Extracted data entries
====

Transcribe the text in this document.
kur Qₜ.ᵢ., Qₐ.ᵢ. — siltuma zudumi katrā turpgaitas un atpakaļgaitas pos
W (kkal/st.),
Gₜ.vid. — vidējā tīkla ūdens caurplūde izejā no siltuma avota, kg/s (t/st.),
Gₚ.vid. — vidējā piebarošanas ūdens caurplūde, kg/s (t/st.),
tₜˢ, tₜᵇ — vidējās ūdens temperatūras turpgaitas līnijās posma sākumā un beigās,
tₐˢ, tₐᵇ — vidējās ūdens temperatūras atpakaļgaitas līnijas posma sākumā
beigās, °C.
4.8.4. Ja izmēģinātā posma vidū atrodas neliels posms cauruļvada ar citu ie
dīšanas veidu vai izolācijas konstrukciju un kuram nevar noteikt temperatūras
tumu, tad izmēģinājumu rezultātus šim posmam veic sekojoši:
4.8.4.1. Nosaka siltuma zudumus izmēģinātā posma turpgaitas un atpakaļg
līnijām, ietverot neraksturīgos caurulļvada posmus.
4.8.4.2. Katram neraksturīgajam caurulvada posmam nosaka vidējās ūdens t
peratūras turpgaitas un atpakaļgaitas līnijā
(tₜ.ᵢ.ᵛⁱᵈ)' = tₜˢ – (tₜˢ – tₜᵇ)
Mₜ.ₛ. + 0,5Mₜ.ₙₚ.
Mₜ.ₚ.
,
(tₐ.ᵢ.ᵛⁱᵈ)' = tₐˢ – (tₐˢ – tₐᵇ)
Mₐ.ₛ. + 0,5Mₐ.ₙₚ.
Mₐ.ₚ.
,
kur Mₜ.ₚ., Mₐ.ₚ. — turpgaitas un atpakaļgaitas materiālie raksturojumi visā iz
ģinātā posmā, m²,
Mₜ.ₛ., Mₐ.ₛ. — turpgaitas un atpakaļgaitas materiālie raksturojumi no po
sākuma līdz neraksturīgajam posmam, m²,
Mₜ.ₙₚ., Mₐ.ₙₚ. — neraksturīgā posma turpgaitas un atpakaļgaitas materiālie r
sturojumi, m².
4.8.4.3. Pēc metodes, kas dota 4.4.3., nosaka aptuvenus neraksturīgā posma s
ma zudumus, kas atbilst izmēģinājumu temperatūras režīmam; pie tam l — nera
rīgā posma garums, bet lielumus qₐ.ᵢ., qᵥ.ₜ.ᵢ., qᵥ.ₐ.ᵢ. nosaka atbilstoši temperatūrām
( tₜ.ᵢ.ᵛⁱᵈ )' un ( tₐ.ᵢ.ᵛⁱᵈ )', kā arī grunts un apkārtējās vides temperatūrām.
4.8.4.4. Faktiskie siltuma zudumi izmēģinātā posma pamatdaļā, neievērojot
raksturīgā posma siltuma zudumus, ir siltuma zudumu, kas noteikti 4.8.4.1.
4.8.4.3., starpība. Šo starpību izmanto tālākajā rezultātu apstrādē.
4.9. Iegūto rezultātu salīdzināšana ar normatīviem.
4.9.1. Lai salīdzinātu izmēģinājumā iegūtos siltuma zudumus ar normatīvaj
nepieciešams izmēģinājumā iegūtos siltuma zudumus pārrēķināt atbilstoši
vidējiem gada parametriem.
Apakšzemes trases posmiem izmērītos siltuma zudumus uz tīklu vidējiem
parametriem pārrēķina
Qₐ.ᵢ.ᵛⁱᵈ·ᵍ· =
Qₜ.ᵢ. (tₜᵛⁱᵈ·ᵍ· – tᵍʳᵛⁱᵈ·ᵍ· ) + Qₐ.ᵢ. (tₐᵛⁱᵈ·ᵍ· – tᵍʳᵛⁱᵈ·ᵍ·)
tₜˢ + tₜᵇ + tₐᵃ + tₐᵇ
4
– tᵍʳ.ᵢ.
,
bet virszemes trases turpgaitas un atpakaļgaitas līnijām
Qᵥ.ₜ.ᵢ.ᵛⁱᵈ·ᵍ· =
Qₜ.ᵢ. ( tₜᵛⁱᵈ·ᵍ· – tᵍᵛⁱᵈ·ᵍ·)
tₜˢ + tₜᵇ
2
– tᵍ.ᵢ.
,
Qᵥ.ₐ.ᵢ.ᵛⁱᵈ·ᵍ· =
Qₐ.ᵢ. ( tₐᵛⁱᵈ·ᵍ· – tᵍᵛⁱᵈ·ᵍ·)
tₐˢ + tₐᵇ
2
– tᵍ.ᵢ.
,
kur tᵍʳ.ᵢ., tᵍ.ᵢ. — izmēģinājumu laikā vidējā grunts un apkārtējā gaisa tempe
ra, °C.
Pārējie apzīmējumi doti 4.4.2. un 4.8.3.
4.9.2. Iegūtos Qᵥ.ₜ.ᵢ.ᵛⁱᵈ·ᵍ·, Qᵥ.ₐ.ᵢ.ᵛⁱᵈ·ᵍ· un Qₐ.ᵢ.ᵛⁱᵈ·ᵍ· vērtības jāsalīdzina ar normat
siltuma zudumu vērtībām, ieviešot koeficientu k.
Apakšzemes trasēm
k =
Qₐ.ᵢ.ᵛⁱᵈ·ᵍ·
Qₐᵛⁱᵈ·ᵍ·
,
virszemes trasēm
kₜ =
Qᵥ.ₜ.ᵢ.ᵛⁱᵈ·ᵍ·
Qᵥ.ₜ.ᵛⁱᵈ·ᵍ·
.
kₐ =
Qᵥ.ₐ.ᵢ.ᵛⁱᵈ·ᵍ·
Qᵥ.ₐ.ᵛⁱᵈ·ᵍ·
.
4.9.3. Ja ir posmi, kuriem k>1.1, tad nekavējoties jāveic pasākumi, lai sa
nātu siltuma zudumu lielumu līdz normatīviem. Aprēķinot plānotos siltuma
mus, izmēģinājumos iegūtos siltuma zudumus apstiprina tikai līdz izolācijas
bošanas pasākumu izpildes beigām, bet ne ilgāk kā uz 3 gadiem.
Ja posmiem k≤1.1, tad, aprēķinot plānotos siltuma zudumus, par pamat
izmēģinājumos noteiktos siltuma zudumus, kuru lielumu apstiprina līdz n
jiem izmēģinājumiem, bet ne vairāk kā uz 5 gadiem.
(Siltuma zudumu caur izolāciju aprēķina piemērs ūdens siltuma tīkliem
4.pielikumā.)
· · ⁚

====

Prompt:
Repeat back the data above, exact to the last character.

Result:
Transcribe the text in this document.
kur Qₜ.ᵢ., Qₐ.ᵢ. — siltuma zudumi katrā turpgaitas un atpakaļgaitas pos
W (kkal/st.),
Gₜ.vid. — vidējā tīkla ūdens caurplūde izejā no siltuma avota, kg/s (t/st.),
Gₚ.vid. — vidējā piebarošanas ūdens caurplūde, kg/s (t/st.),
tₜˢ, tₜᵇ — vidējās ūdens temperatūras turpgaitas līnijās posma sākumā un beigās,
tₐˢ, tₐᵇ — vidējās ūdens temperatūras atpakaļgaitas līnijas posma sākumā
beigās, °C.
4.8.4. Ja izmēģinātā posma vidū atrodas neliels posms cauruļvada ar citu ie
dīšanas veidu vai izolācijas konstrukciju un kuram nevar noteikt temperatūras
tumu, tad izmēģinājumu rezultātus šim posmam veic sekojoši:
4.8.4.1. Nosaka siltuma zudumus izmēģinātā posma turpgaitas un atpakaļg
līnijām, ietverot neraksturīgos caurulļvada posmus.
4.8.4.2. Katram neraksturīgajam caurulvada posmam nosaka vidējās ūdens t
peratūras turpgaitas un atpakaļgaitas līnijā
(tₜ.ᵢ.ᵛⁱᵈ)' = tₜˢ – (tₜˢ – tₜᵇ)
Mₜ.ₛ. + 0,5Mₜ.ₙₚ.
Mₜ.ₚ.
,
(tₐ.ᵢ.ᵛⁱᵈ)' = tₐˢ – (tₐˢ – tₐᵇ)
Mₐ.ₛ. + 0,5Mₐ.ₙₚ.
Mₐ.ₚ.
,
kur Mₜ.ₚ., Mₐ.ₚ. — turpgaitas un atpakaļgaitas materiālie raksturojumi visā iz
ģinātā posmā, m²,
Mₜ.ₛ., Mₐ.ₛ. — turpgaitas un atpakaļgaitas materiālie raksturojumi no po
sākuma līdz neraksturīgajam posmam, m²,
Mₜ.ₙₚ., Mₐ.ₙₚ. — neraksturīgā posma turpgaitas un atpakaļgaitas materiālie r
sturojumi, m².
4.8.4.3. Pēc metodes, kas dota 4.4.3., nosaka aptuvenus neraksturīgā posma s
ma zudumus, kas atbilst izmēģinājumu temperatūras režīmam; pie tam l — nera
rīgā posma garums, bet lielumus qₐ.ᵢ., qᵥ.ₜ.ᵢ., qᵥ.ₐ.ᵢ. nosaka atbilstoši temperatūrām
( tₜ.ᵢ.ᵛⁱᵈ )' un ( tₐ.ᵢ.ᵛⁱᵈ )', kā arī grunts un apkārtējās vides temperatūrām.
4.8.4.4. Faktiskie siltuma zudumi izmēģinātā posma pamatdaļā, neievērojot
raksturīgā posma siltuma zudumus, ir siltuma zudumu, kas noteikti 4.8.4.1.
4.8.4.3., starpība. Šo starpību izmanto tālākajā rezultātu apstrādē.
4.9. Iegūto rezultātu salīdzināšana ar normatīviem.
4.9.1. Lai salīdzinātu izmēģinājumā iegūtos siltuma zudumus ar normatīvaj
nepieciešams izmēģinājumā iegūtos siltuma zudumus pārrēķināt atbilstoši
vidējiem gada parametriem.
Apakšzemes trases posmiem izmērītos siltuma zudumus uz tīklu vidējiem
parametriem pārrēķina
Qₐ.ᵢ.ᵛⁱᵈ·ᵍ· =
Qₜ.ᵢ. (tₜᵛⁱᵈ·ᵍ· – tᵍʳᵛⁱᵈ·ᵍ· ) + Qₐ.ᵢ. (tₐᵛⁱᵈ·ᵍ· – tᵍʳᵛⁱᵈ·ᵍ·)
tₜˢ + tₜᵇ + tₐᵃ + tₐᵇ
4
– tᵍʳ.ᵢ.
,
bet virszemes trases turpgaitas un atpakaļgaitas līnijām
Qᵥ.ₜ.ᵢ.ᵛⁱᵈ·ᵍ· =
Qₜ.ᵢ. ( tₜᵛⁱᵈ·ᵍ· – tᵍᵛⁱᵈ·ᵍ·)
tₜˢ + tₜᵇ
2
– tᵍ.ᵢ.
,
Qᵥ.ₐ.ᵢ.ᵛⁱᵈ·ᵍ· =
Qₐ.ᵢ. ( tₐᵛⁱᵈ·ᵍ· – tᵍᵛⁱᵈ·ᵍ·)
tₐˢ + tₐᵇ
2
– tᵍ.ᵢ.
,
kur tᵍʳ.ᵢ., tᵍ.ᵢ. — izmēģinājumu laikā vidējā grunts un apkārtējā gaisa tempe
ra, °C.
Pārējie apzīmējumi doti 4.4.2. un 4.8.3.
4.9.2. Iegūtos Qᵥ.ₜ.ᵢ.ᵛⁱᵈ·ᵍ·, Qᵥ.ₐ.ᵢ.ᵛⁱᵈ·ᵍ· un Qₐ.ᵢ.ᵛⁱᵈ·ᵍ· vērtības jāsalīdzina ar normat
siltuma zudumu vērtībām, ieviešot koeficientu k.
Apakšzemes trasēm
k =
Qₐ.ᵢ.ᵛⁱᵈ·ᵍ·
Qₐᵛⁱᵈ·ᵍ·
,
virszemes trasēm
kₜ =
Qᵥ.ₜ.ᵢ.ᵛⁱᵈ·ᵍ·
Qᵥ.ₜ.ᵛⁱᵈ·ᵍ·
.
kₐ =
Qᵥ.ₐ.ᵢ.ᵛⁱᵈ·ᵍ·
Qᵥ.ₐ.ᵛⁱᵈ·ᵍ·
.
4.9.3. Ja ir posmi, kuriem k>1.1, tad nekavējoties jāveic pasākumi, lai sa
nātu siltuma zudumu lielumu līdz normatīviem. Aprēķinot plānotos siltuma
mus, izmēģinājumos iegūtos siltuma zudumus apstiprina tikai līdz izolācijas
bošanas pasākumu izpildes beigām, bet ne ilgāk kā uz 3 gadiem.
Ja posmiem k≤1.1, tad, aprēķinot plānotos siltuma zudumus, par pamat
izmēģinājumos noteiktos siltuma zudumus, kuru lielumu apstiprina līdz n
jiem izmēģinājumiem, bet ne vairāk kā uz 5 gadiem.
(Siltuma zudumu caur izolāciju aprēķina piemērs ūdens siltuma tīkliem
4.pielikumā.)
· · ⁚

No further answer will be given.